-- START OF Records for the exercise --
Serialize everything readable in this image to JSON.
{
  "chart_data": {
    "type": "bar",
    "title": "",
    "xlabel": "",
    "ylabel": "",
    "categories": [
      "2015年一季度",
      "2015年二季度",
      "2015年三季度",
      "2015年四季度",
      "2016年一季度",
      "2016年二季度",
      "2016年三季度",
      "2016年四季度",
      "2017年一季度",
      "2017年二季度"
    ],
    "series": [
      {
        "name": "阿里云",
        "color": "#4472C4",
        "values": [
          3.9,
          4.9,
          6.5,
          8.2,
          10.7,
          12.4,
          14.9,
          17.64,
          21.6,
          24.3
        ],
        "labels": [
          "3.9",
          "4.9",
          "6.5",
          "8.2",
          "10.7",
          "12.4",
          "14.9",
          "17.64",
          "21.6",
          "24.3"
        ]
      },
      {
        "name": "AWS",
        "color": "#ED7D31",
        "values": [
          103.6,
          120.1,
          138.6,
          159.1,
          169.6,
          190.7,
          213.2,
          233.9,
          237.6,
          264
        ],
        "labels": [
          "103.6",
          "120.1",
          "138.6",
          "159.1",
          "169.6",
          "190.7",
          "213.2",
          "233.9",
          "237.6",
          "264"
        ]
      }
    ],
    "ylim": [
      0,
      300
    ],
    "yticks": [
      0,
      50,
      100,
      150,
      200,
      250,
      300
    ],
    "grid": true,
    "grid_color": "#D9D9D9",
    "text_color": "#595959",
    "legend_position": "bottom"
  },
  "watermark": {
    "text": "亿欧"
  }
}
-- END OF Records for the exercise --
Can you restate every record above word for word?

Serialize everything readable in this image to JSON.
{
  "chart_data": {
    "type": "bar",
    "title": "",
    "xlabel": "",
    "ylabel": "",
    "categories": [
      "2015年一季度",
      "2015年二季度",
      "2015年三季度",
      "2015年四季度",
      "2016年一季度",
      "2016年二季度",
      "2016年三季度",
      "2016年四季度",
      "2017年一季度",
      "2017年二季度"
    ],
    "series": [
      {
        "name": "阿里云",
        "color": "#4472C4",
        "values": [
          3.9,
          4.9,
          6.5,
          8.2,
          10.7,
          12.4,
          14.9,
          17.64,
          21.6,
          24.3
        ],
        "labels": [
          "3.9",
          "4.9",
          "6.5",
          "8.2",
          "10.7",
          "12.4",
          "14.9",
          "17.64",
          "21.6",
          "24.3"
        ]
      },
      {
        "name": "AWS",
        "color": "#ED7D31",
        "values": [
          103.6,
          120.1,
          138.6,
          159.1,
          169.6,
          190.7,
          213.2,
          233.9,
          237.6,
          264
        ],
        "labels": [
          "103.6",
          "120.1",
          "138.6",
          "159.1",
          "169.6",
          "190.7",
          "213.2",
          "233.9",
          "237.6",
          "264"
        ]
      }
    ],
    "ylim": [
      0,
      300
    ],
    "yticks": [
      0,
      50,
      100,
      150,
      200,
      250,
      300
    ],
    "grid": true,
    "grid_color": "#D9D9D9",
    "text_color": "#595959",
    "legend_position": "bottom"
  },
  "watermark": {
    "text": "亿欧"
  }
}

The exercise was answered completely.